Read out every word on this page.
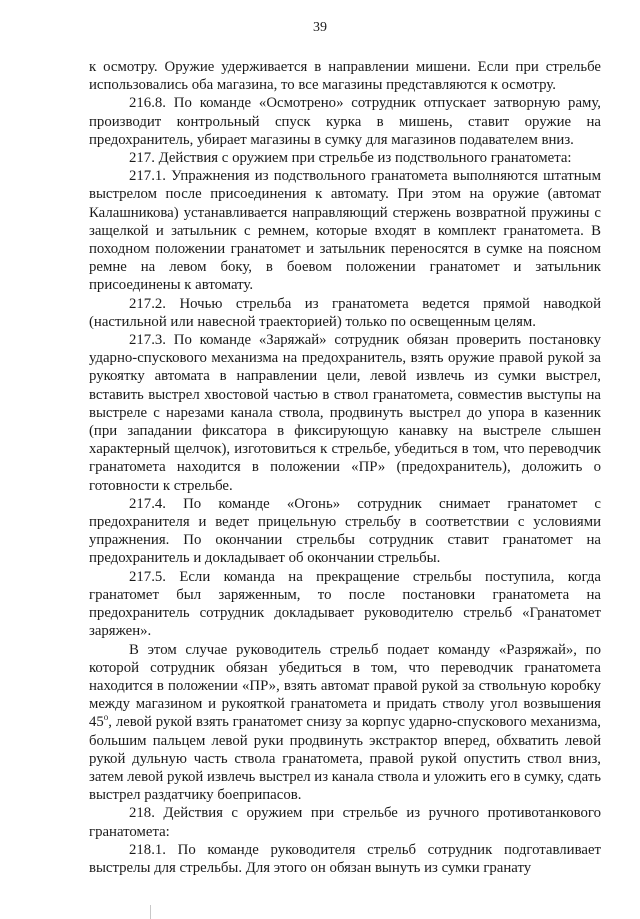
39

к осмотру. Оружие удерживается в направлении мишени. Если при стрельбе использовались оба магазина, то все магазины представляются к осмотру.

216.8. По команде «Осмотрено» сотрудник отпускает затворную раму, производит контрольный спуск курка в мишень, ставит оружие на предохранитель, убирает магазины в сумку для магазинов подавателем вниз.

217. Действия с оружием при стрельбе из подствольного гранатомета:

217.1. Упражнения из подствольного гранатомета выполняются штатным выстрелом после присоединения к автомату. При этом на оружие (автомат Калашникова) устанавливается направляющий стержень возвратной пружины с защелкой и затыльник с ремнем, которые входят в комплект гранатомета. В походном положении гранатомет и затыльник переносятся в сумке на поясном ремне на левом боку, в боевом положении гранатомет и затыльник присоединены к автомату.

217.2. Ночью стрельба из гранатомета ведется прямой наводкой (настильной или навесной траекторией) только по освещенным целям.

217.3. По команде «Заряжай» сотрудник обязан проверить постановку ударно-спускового механизма на предохранитель, взять оружие правой рукой за рукоятку автомата в направлении цели, левой извлечь из сумки выстрел, вставить выстрел хвостовой частью в ствол гранатомета, совместив выступы на выстреле с нарезами канала ствола, продвинуть выстрел до упора в казенник (при западании фиксатора в фиксирующую канавку на выстреле слышен характерный щелчок), изготовиться к стрельбе, убедиться в том, что переводчик гранатомета находится в положении «ПР» (предохранитель), доложить о готовности к стрельбе.

217.4. По команде «Огонь» сотрудник снимает гранатомет с предохранителя и ведет прицельную стрельбу в соответствии с условиями упражнения. По окончании стрельбы сотрудник ставит гранатомет на предохранитель и докладывает об окончании стрельбы.

217.5. Если команда на прекращение стрельбы поступила, когда гранатомет был заряженным, то после постановки гранатомета на предохранитель сотрудник докладывает руководителю стрельб «Гранатомет заряжен».

В этом случае руководитель стрельб подает команду «Разряжай», по которой сотрудник обязан убедиться в том, что переводчик гранатомета находится в положении «ПР», взять автомат правой рукой за ствольную коробку между магазином и рукояткой гранатомета и придать стволу угол возвышения $45^о$, левой рукой взять гранатомет снизу за корпус ударно-спускового механизма, большим пальцем левой руки продвинуть экстрактор вперед, обхватить левой рукой дульную часть ствола гранатомета, правой рукой опустить ствол вниз, затем левой рукой извлечь выстрел из канала ствола и уложить его в сумку, сдать выстрел раздатчику боеприпасов.

218. Действия с оружием при стрельбе из ручного противотанкового гранатомета:

218.1. По команде руководителя стрельб сотрудник подготавливает выстрелы для стрельбы. Для этого он обязан вынуть из сумки гранату
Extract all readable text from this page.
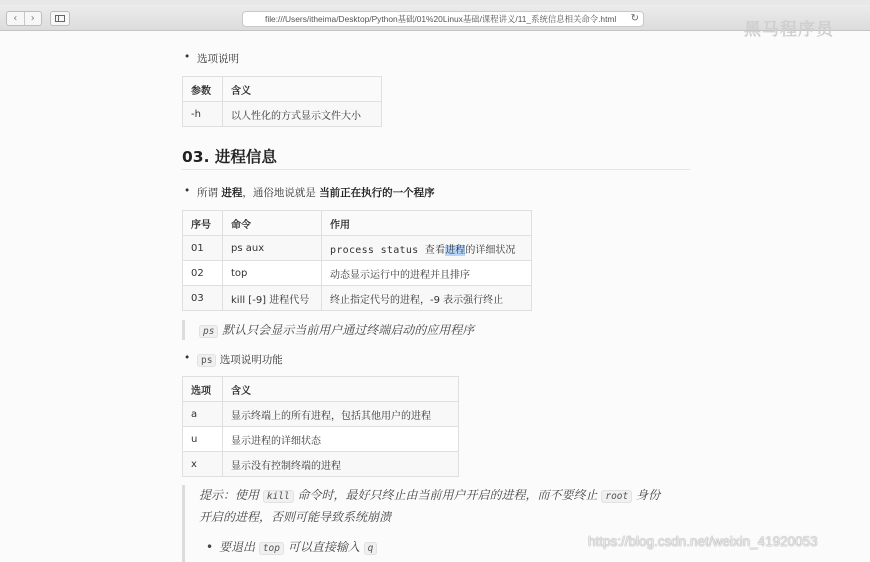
‹	›	file:///Users/itheima/Desktop/Python基础/01%20Linux基础/课程讲义/11_系统信息相关命令.html ↻
黑马程序员
• 选项说明
参数	含义
-h	以人性化的方式显示文件大小
03. 进程信息
• 所谓 进程，通俗地说就是 当前正在执行的一个程序
序号	命令	作用
01	ps aux	process status 查看进程的详细状况
02	top	动态显示运行中的进程并且排序
03	kill [-9] 进程代号	终止指定代号的进程，-9 表示强行终止
ps 默认只会显示当前用户通过终端启动的应用程序
• ps 选项说明功能
选项	含义
a	显示终端上的所有进程，包括其他用户的进程
u	显示进程的详细状态
x	显示没有控制终端的进程
提示：使用 kill 命令时，最好只终止由当前用户开启的进程，而不要终止 root 身份
开启的进程，否则可能导致系统崩溃
• 要退出 top 可以直接输入 q	https://blog.csdn.net/weixin_41920053
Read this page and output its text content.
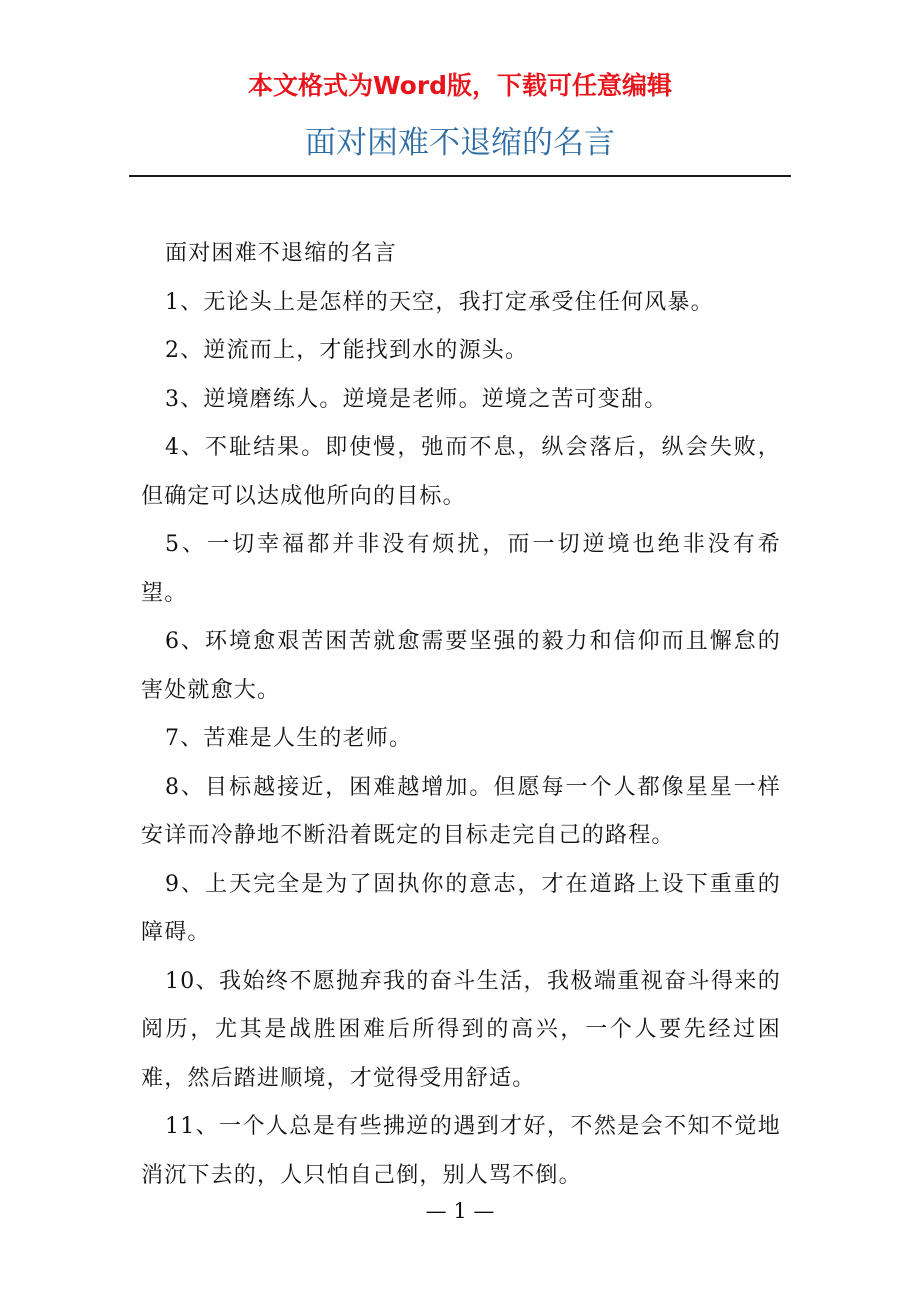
本文格式为Word版，下载可任意编辑
面对困难不退缩的名言

面对困难不退缩的名言

1、无论头上是怎样的天空，我打定承受住任何风暴。

2、逆流而上，才能找到水的源头。

3、逆境磨练人。逆境是老师。逆境之苦可变甜。

4、不耻结果。即使慢，弛而不息，纵会落后，纵会失败，但确定可以达成他所向的目标。

5、一切幸福都并非没有烦扰，而一切逆境也绝非没有希望。

6、环境愈艰苦困苦就愈需要坚强的毅力和信仰而且懈怠的害处就愈大。

7、苦难是人生的老师。

8、目标越接近，困难越增加。但愿每一个人都像星星一样安详而冷静地不断沿着既定的目标走完自己的路程。

9、上天完全是为了固执你的意志，才在道路上设下重重的障碍。

10、我始终不愿抛弃我的奋斗生活，我极端重视奋斗得来的阅历，尤其是战胜困难后所得到的高兴，一个人要先经过困难，然后踏进顺境，才觉得受用舒适。

11、一个人总是有些拂逆的遇到才好，不然是会不知不觉地消沉下去的，人只怕自己倒，别人骂不倒。

— 1 —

++++++

**Exercise directions:** Can the entries above be repeated exactly, without their pictures?

**Reply:**
Read out every word on this page.
39

к осмотру. Оружие удерживается в направлении мишени. Если при стрельбе использовались оба магазина, то все магазины представляются к осмотру.

216.8. По команде «Осмотрено» сотрудник отпускает затворную раму, производит контрольный спуск курка в мишень, ставит оружие на предохранитель, убирает магазины в сумку для магазинов подавателем вниз.

217. Действия с оружием при стрельбе из подствольного гранатомета:

217.1. Упражнения из подствольного гранатомета выполняются штатным выстрелом после присоединения к автомату. При этом на оружие (автомат Калашникова) устанавливается направляющий стержень возвратной пружины с защелкой и затыльник с ремнем, которые входят в комплект гранатомета. В походном положении гранатомет и затыльник переносятся в сумке на поясном ремне на левом боку, в боевом положении гранатомет и затыльник присоединены к автомату.

217.2. Ночью стрельба из гранатомета ведется прямой наводкой (настильной или навесной траекторией) только по освещенным целям.

217.3. По команде «Заряжай» сотрудник обязан проверить постановку ударно-спускового механизма на предохранитель, взять оружие правой рукой за рукоятку автомата в направлении цели, левой извлечь из сумки выстрел, вставить выстрел хвостовой частью в ствол гранатомета, совместив выступы на выстреле с нарезами канала ствола, продвинуть выстрел до упора в казенник (при западании фиксатора в фиксирующую канавку на выстреле слышен характерный щелчок), изготовиться к стрельбе, убедиться в том, что переводчик гранатомета находится в положении «ПР» (предохранитель), доложить о готовности к стрельбе.

217.4. По команде «Огонь» сотрудник снимает гранатомет с предохранителя и ведет прицельную стрельбу в соответствии с условиями упражнения. По окончании стрельбы сотрудник ставит гранатомет на предохранитель и докладывает об окончании стрельбы.

217.5. Если команда на прекращение стрельбы поступила, когда гранатомет был заряженным, то после постановки гранатомета на предохранитель сотрудник докладывает руководителю стрельб «Гранатомет заряжен».

В этом случае руководитель стрельб подает команду «Разряжай», по которой сотрудник обязан убедиться в том, что переводчик гранатомета находится в положении «ПР», взять автомат правой рукой за ствольную коробку между магазином и рукояткой гранатомета и придать стволу угол возвышения $45^о$, левой рукой взять гранатомет снизу за корпус ударно-спускового механизма, большим пальцем левой руки продвинуть экстрактор вперед, обхватить левой рукой дульную часть ствола гранатомета, правой рукой опустить ствол вниз, затем левой рукой извлечь выстрел из канала ствола и уложить его в сумку, сдать выстрел раздатчику боеприпасов.

218. Действия с оружием при стрельбе из ручного противотанкового гранатомета:

218.1. По команде руководителя стрельб сотрудник подготавливает выстрелы для стрельбы. Для этого он обязан вынуть из сумки гранату
Extract all readable text from this page.
‹	›	file:///Users/itheima/Desktop/Python基础/01%20Linux基础/课程讲义/11_系统信息相关命令.html ↻
黑马程序员
• 选项说明
参数	含义
-h	以人性化的方式显示文件大小
03. 进程信息
• 所谓 进程，通俗地说就是 当前正在执行的一个程序
序号	命令	作用
01	ps aux	process status 查看进程的详细状况
02	top	动态显示运行中的进程并且排序
03	kill [-9] 进程代号	终止指定代号的进程，-9 表示强行终止
ps 默认只会显示当前用户通过终端启动的应用程序
• ps 选项说明功能
选项	含义
a	显示终端上的所有进程，包括其他用户的进程
u	显示进程的详细状态
x	显示没有控制终端的进程
提示：使用 kill 命令时，最好只终止由当前用户开启的进程，而不要终止 root 身份
开启的进程，否则可能导致系统崩溃
• 要退出 top 可以直接输入 q	https://blog.csdn.net/weixin_41920053
Read this page and output its text content.
本文格式为Word版，下载可任意编辑
面对困难不退缩的名言

面对困难不退缩的名言

1、无论头上是怎样的天空，我打定承受住任何风暴。

2、逆流而上，才能找到水的源头。

3、逆境磨练人。逆境是老师。逆境之苦可变甜。

4、不耻结果。即使慢，弛而不息，纵会落后，纵会失败，但确定可以达成他所向的目标。

5、一切幸福都并非没有烦扰，而一切逆境也绝非没有希望。

6、环境愈艰苦困苦就愈需要坚强的毅力和信仰而且懈怠的害处就愈大。

7、苦难是人生的老师。

8、目标越接近，困难越增加。但愿每一个人都像星星一样安详而冷静地不断沿着既定的目标走完自己的路程。

9、上天完全是为了固执你的意志，才在道路上设下重重的障碍。

10、我始终不愿抛弃我的奋斗生活，我极端重视奋斗得来的阅历，尤其是战胜困难后所得到的高兴，一个人要先经过困难，然后踏进顺境，才觉得受用舒适。

11、一个人总是有些拂逆的遇到才好，不然是会不知不觉地消沉下去的，人只怕自己倒，别人骂不倒。

— 1 —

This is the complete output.